> **Challenge**:
Of the lines in the data below, count the ones holding the string "type", and answer with that number only.
━━━━━━━━━━━━━━━━
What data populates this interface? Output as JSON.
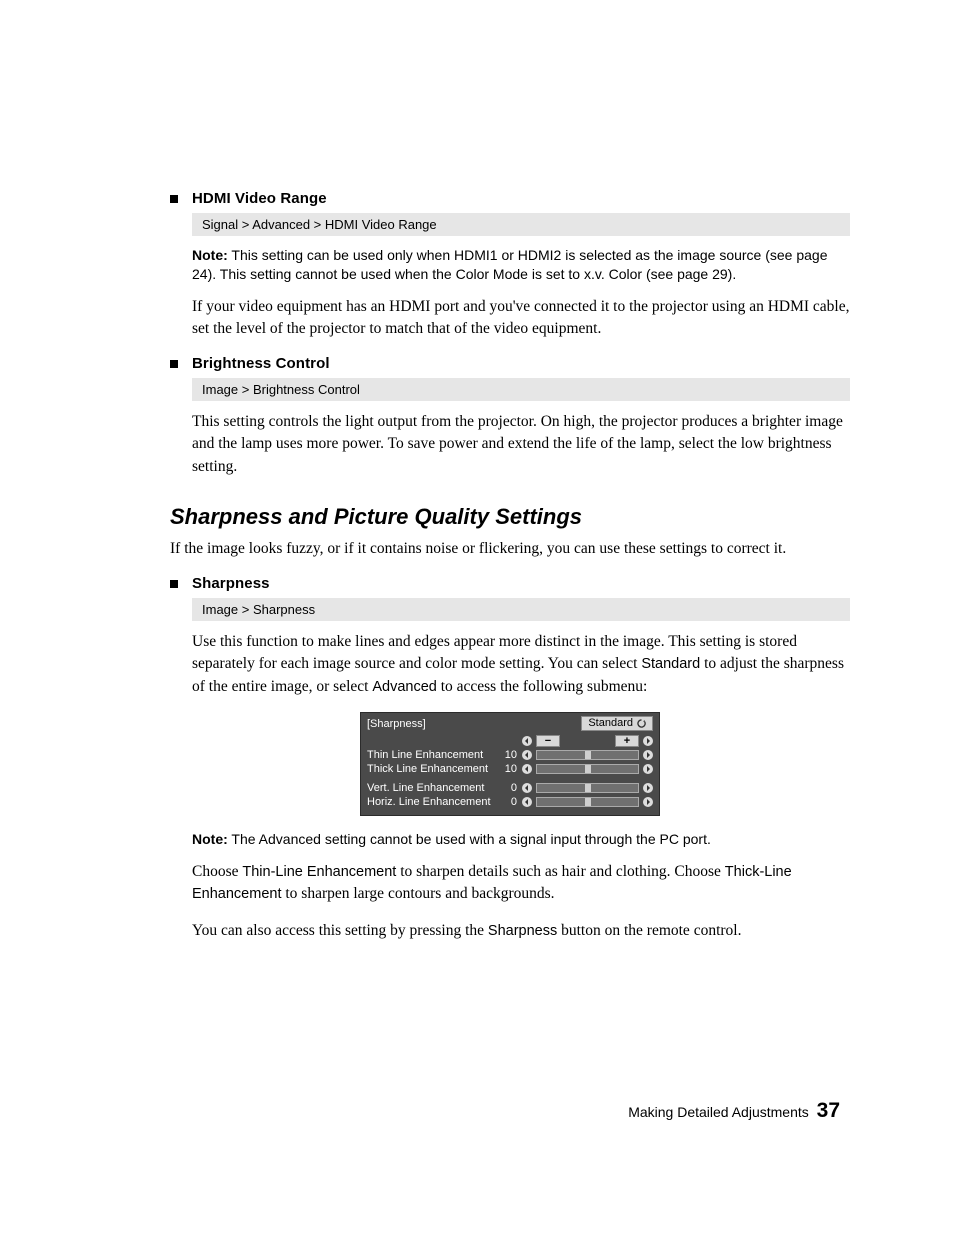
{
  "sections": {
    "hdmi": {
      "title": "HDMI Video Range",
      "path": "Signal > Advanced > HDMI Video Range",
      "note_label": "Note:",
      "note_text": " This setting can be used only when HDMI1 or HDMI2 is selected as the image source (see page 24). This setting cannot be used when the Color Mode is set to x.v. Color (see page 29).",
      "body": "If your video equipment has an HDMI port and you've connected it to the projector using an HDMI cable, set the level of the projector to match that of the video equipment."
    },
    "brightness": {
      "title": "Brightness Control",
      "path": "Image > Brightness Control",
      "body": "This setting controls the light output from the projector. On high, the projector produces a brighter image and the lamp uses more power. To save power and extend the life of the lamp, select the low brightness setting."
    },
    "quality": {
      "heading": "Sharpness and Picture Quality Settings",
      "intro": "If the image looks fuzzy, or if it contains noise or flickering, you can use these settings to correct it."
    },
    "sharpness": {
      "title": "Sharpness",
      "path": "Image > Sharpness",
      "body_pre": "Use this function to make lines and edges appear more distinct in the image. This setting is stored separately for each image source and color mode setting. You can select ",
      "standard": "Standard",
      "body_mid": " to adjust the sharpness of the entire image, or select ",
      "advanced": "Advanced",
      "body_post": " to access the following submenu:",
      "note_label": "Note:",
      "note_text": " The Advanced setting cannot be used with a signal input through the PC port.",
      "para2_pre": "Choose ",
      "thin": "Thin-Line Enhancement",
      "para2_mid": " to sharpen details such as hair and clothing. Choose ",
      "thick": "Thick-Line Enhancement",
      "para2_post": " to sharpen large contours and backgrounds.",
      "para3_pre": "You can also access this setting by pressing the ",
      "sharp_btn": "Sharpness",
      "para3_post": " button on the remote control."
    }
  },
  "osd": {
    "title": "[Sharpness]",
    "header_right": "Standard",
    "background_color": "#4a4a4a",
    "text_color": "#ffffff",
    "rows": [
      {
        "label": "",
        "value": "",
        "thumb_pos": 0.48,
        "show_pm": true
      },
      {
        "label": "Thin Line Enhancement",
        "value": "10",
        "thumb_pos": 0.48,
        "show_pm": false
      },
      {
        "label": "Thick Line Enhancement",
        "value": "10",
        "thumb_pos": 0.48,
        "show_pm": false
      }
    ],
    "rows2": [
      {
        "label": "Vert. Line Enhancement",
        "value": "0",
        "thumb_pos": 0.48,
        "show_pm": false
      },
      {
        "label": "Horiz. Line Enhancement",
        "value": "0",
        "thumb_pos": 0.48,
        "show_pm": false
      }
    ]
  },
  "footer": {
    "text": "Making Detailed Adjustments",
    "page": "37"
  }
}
━━━━━━━━━━━━━━━━
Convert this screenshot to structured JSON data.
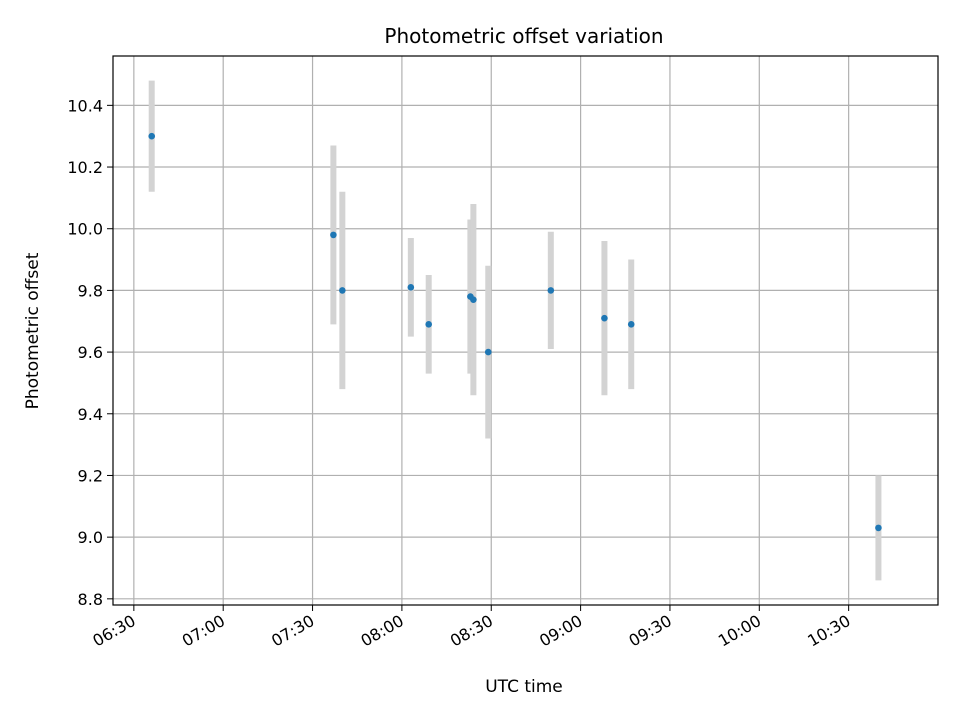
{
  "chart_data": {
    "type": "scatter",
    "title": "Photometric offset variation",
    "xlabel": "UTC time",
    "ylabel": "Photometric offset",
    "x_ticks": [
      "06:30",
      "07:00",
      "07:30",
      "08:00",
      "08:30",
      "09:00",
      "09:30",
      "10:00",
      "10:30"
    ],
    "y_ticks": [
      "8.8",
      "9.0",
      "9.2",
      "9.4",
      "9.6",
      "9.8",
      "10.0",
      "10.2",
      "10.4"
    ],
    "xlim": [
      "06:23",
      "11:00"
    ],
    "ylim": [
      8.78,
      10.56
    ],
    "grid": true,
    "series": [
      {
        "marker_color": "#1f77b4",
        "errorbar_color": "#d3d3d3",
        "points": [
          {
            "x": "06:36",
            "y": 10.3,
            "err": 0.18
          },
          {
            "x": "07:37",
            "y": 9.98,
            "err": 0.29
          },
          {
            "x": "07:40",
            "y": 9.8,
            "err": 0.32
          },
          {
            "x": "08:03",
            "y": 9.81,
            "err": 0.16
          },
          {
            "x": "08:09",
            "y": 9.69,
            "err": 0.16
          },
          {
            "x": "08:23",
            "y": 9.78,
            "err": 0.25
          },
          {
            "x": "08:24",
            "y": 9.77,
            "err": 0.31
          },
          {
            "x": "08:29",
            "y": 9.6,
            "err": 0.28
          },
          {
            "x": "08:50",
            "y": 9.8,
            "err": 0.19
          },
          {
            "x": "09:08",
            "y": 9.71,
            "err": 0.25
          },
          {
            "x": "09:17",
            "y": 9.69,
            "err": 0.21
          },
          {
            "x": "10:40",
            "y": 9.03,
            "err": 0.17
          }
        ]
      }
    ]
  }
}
━━━━━━━━━━━━━━━━
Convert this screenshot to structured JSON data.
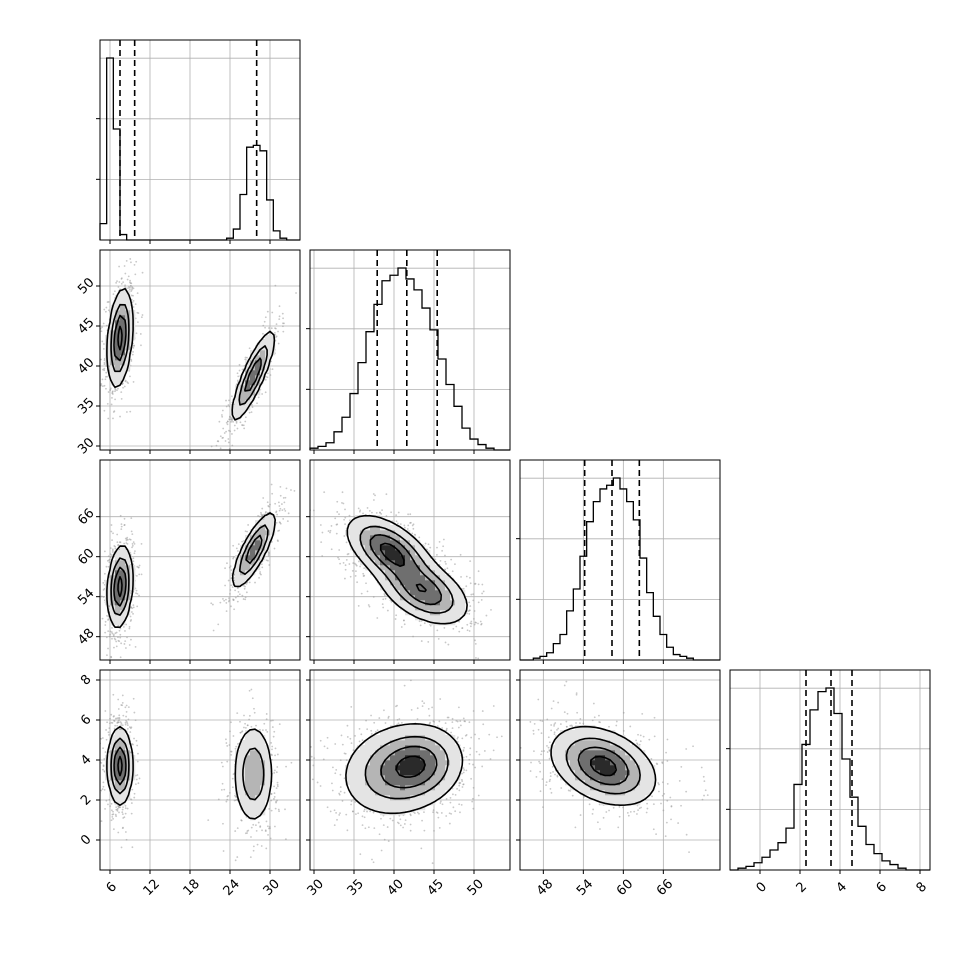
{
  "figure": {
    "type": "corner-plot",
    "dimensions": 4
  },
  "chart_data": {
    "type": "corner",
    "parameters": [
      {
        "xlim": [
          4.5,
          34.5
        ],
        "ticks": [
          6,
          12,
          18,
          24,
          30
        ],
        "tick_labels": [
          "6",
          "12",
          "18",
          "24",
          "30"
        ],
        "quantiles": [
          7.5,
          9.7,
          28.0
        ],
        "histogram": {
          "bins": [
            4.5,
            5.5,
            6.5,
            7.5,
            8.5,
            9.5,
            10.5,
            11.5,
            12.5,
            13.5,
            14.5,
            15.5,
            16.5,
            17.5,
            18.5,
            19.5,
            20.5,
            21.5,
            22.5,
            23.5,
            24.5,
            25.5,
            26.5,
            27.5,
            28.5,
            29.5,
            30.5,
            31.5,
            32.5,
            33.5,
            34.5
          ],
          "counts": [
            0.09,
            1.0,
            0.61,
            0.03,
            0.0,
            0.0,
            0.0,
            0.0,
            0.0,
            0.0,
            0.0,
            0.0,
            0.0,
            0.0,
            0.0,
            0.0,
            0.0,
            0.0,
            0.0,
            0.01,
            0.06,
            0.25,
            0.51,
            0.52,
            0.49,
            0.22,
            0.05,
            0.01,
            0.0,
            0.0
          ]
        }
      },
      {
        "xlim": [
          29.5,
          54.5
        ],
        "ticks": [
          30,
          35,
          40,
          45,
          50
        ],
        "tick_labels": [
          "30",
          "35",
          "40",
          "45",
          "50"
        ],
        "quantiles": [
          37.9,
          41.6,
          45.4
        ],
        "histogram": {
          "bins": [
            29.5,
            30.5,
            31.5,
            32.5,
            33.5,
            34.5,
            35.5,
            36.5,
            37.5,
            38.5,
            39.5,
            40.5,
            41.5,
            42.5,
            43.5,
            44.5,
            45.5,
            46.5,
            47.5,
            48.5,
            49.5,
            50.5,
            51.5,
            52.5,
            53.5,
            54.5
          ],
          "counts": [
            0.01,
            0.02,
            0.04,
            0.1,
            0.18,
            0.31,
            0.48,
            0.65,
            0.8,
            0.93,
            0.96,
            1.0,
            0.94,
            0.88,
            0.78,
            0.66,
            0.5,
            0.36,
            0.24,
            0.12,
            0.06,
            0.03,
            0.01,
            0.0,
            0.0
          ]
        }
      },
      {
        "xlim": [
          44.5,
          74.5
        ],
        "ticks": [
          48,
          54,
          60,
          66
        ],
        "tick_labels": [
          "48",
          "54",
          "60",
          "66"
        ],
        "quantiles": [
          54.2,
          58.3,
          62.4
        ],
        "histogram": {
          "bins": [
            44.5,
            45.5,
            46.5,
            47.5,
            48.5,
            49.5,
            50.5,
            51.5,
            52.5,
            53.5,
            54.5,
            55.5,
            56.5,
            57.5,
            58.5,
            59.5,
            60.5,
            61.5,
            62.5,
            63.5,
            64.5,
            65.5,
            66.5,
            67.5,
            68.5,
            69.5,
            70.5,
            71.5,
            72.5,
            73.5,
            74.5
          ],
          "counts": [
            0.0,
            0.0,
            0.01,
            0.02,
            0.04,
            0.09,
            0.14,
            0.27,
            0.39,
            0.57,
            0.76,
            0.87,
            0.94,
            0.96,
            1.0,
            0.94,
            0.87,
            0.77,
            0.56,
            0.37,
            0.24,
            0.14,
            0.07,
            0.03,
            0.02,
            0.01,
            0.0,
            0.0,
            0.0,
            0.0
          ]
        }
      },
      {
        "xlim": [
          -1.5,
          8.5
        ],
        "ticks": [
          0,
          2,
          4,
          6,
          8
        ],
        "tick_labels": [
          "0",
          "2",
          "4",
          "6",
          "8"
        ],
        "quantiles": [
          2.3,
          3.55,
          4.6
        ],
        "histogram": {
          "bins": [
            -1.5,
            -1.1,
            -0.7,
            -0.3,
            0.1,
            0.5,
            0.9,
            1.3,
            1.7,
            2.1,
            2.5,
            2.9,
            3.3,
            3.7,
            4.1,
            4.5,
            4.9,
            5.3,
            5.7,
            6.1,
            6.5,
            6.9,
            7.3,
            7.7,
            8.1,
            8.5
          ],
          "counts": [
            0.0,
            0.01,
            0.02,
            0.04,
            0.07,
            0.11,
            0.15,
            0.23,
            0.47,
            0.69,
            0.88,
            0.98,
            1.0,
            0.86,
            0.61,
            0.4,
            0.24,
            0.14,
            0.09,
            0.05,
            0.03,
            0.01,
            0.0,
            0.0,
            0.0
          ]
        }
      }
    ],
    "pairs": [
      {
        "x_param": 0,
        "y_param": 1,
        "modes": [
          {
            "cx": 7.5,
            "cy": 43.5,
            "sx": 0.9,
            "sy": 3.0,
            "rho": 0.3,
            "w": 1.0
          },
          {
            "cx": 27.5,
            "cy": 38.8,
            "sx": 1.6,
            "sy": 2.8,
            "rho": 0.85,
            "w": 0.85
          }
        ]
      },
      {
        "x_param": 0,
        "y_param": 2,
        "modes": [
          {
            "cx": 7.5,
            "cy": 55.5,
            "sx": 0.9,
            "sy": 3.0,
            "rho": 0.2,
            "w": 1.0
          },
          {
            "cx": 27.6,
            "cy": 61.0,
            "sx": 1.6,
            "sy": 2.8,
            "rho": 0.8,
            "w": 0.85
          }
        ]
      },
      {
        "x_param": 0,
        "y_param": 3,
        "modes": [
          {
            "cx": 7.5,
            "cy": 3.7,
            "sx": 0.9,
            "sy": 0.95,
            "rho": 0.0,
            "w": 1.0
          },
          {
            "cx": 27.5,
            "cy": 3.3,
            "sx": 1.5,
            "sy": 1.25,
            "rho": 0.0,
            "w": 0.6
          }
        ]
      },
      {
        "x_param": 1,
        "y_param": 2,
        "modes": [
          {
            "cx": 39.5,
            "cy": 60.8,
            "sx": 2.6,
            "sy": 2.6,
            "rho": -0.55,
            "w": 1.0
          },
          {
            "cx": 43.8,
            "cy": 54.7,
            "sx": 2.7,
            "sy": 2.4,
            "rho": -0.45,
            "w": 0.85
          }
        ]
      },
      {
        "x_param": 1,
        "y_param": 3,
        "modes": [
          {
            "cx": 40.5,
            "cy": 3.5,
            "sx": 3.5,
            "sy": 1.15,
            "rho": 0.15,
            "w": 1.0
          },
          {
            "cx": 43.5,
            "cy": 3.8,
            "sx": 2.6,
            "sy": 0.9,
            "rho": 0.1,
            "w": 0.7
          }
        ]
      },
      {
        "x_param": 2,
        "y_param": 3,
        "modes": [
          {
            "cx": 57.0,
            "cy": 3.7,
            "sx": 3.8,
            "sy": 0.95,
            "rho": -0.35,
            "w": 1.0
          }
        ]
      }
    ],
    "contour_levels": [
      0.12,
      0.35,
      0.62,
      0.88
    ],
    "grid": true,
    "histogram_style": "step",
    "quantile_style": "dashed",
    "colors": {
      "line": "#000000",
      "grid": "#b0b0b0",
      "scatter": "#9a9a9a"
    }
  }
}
━━━━━━━━━━━━━━━━
> **Result**:
3